══ Input ══

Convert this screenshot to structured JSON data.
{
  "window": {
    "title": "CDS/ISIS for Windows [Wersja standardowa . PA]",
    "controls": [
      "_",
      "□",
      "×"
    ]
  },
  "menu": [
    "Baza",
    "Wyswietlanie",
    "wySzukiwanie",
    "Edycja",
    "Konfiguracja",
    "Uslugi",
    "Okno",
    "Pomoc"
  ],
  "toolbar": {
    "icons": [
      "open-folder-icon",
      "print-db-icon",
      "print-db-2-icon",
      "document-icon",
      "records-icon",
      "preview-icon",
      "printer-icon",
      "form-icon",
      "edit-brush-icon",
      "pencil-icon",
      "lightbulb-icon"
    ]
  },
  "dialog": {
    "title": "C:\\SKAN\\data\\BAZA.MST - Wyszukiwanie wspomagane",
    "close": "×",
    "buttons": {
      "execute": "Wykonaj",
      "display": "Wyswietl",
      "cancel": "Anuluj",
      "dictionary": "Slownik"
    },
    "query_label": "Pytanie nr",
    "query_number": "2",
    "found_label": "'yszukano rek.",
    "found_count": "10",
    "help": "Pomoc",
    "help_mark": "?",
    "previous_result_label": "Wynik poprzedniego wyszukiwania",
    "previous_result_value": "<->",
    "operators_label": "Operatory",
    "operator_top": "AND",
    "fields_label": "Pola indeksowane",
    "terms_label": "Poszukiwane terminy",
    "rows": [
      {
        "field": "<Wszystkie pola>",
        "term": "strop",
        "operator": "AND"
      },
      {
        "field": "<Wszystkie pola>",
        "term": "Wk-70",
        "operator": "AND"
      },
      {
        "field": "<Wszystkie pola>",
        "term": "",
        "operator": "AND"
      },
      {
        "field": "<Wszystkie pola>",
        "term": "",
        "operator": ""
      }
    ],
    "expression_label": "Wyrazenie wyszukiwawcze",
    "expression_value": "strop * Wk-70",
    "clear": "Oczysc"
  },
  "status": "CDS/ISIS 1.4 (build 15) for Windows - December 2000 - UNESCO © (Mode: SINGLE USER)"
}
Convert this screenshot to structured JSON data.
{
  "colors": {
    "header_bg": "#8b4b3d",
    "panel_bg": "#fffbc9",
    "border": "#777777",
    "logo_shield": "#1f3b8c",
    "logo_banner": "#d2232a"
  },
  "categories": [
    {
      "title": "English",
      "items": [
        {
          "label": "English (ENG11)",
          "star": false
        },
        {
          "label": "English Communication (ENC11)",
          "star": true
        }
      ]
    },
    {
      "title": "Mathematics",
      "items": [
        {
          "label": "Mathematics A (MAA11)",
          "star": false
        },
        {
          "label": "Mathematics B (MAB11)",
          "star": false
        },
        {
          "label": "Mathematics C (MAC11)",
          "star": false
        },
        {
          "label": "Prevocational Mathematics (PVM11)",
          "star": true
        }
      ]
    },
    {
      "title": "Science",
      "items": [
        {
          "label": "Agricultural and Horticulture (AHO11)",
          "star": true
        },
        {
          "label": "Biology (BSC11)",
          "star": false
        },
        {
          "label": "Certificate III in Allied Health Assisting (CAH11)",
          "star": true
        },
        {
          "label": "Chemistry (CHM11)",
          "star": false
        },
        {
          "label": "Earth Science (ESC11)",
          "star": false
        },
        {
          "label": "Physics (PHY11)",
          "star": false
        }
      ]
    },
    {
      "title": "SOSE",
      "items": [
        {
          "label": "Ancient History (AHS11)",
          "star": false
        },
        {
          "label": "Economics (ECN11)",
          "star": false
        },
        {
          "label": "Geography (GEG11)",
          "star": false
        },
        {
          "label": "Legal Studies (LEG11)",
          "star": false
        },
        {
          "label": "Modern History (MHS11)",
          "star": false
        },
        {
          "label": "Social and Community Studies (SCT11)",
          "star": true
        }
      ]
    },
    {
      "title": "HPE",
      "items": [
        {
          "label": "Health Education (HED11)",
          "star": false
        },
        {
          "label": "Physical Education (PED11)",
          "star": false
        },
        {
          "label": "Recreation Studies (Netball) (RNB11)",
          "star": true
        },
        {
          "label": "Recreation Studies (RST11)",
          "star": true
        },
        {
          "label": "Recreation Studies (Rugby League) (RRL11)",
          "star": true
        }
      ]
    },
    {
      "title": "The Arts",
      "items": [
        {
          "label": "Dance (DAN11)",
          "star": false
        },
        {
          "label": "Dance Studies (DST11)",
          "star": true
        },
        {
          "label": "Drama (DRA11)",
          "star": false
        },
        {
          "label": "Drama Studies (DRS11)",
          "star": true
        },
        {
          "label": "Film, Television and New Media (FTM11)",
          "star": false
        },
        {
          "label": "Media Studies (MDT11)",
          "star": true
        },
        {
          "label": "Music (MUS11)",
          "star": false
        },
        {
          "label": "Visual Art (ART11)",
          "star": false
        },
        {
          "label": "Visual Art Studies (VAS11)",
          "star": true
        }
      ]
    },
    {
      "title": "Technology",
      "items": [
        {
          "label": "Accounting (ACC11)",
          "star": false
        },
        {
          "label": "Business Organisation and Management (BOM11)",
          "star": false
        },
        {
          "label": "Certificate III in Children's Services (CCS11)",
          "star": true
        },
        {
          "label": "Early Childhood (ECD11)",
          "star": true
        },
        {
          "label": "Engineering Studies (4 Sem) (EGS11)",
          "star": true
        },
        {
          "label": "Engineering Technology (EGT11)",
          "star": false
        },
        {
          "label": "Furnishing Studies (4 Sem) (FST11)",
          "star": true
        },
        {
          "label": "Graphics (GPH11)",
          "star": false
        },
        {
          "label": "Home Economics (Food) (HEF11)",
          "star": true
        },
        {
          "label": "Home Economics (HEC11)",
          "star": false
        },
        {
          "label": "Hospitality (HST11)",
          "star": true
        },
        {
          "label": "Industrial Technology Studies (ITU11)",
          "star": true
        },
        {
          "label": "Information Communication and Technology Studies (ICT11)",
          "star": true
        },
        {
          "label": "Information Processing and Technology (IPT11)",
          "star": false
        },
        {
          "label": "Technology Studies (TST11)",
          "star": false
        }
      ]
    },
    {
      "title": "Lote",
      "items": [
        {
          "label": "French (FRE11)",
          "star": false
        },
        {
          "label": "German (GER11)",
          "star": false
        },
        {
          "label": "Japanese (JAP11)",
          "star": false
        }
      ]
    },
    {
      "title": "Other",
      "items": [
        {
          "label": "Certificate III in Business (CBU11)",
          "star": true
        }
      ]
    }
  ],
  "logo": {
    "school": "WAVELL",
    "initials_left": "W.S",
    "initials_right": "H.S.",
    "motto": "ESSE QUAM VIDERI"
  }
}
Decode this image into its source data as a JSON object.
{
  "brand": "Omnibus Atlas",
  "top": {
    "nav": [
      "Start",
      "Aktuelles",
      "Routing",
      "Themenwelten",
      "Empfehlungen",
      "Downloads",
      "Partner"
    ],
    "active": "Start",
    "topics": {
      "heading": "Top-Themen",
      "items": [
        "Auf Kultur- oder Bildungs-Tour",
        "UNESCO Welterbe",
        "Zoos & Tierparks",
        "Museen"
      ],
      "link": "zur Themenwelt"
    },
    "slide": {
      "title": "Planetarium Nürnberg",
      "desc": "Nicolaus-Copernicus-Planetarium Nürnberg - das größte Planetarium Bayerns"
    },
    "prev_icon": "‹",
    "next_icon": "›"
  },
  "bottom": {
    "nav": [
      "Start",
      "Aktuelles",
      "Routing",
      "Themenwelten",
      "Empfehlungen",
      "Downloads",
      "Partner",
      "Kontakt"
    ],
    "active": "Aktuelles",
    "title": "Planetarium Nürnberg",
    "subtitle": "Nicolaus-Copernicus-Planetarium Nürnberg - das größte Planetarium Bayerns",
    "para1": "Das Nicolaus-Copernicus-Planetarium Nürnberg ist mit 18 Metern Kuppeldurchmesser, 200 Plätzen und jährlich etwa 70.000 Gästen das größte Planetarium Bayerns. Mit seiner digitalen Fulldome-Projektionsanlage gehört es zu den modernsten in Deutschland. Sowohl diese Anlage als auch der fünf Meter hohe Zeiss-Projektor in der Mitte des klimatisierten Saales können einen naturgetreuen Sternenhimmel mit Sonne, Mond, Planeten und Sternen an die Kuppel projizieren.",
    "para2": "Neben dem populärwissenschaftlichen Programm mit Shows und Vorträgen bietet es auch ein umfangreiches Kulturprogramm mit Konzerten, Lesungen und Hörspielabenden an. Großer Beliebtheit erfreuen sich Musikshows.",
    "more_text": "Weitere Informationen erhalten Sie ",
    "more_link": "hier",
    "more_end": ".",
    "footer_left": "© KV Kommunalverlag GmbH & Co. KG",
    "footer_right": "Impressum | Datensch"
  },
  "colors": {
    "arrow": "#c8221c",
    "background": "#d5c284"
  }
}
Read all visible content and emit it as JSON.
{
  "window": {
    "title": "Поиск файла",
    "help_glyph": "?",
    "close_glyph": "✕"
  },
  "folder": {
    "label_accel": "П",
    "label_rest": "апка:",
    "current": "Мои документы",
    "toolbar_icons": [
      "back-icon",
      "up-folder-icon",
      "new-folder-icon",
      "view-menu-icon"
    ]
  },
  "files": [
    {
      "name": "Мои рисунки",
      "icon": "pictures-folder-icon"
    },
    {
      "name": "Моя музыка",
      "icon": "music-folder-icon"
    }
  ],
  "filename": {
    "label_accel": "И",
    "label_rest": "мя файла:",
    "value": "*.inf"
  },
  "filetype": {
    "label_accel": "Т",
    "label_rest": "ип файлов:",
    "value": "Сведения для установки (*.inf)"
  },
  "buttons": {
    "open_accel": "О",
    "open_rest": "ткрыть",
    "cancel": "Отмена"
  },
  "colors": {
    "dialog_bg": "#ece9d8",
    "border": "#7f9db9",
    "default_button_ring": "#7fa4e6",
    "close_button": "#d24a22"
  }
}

═══

■ Instructions to follow ■
Copy out every line where the word "auch" occurs.

■ Correct output ■
    "para1": "Das Nicolaus-Copernicus-Planetarium Nürnberg ist mit 18 Metern Kuppeldurchmesser, 200 Plätzen und jährlich etwa 70.000 Gästen das größte Planetarium Bayerns. Mit seiner digitalen Fulldome-Projektionsanlage gehört es zu den modernsten in Deutschland. Sowohl diese Anlage als auch der fünf Meter hohe Zeiss-Projektor in der Mitte des klimatisierten Saales können einen naturgetreuen Sternenhimmel mit Sonne, Mond, Planeten und Sternen an die Kuppel projizieren.",
    "para2": "Neben dem populärwissenschaftlichen Programm mit Shows und Vorträgen bietet es auch ein umfangreiches Kulturprogramm mit Konzerten, Lesungen und Hörspielabenden an. Großer Beliebtheit erfreuen sich Musikshows.",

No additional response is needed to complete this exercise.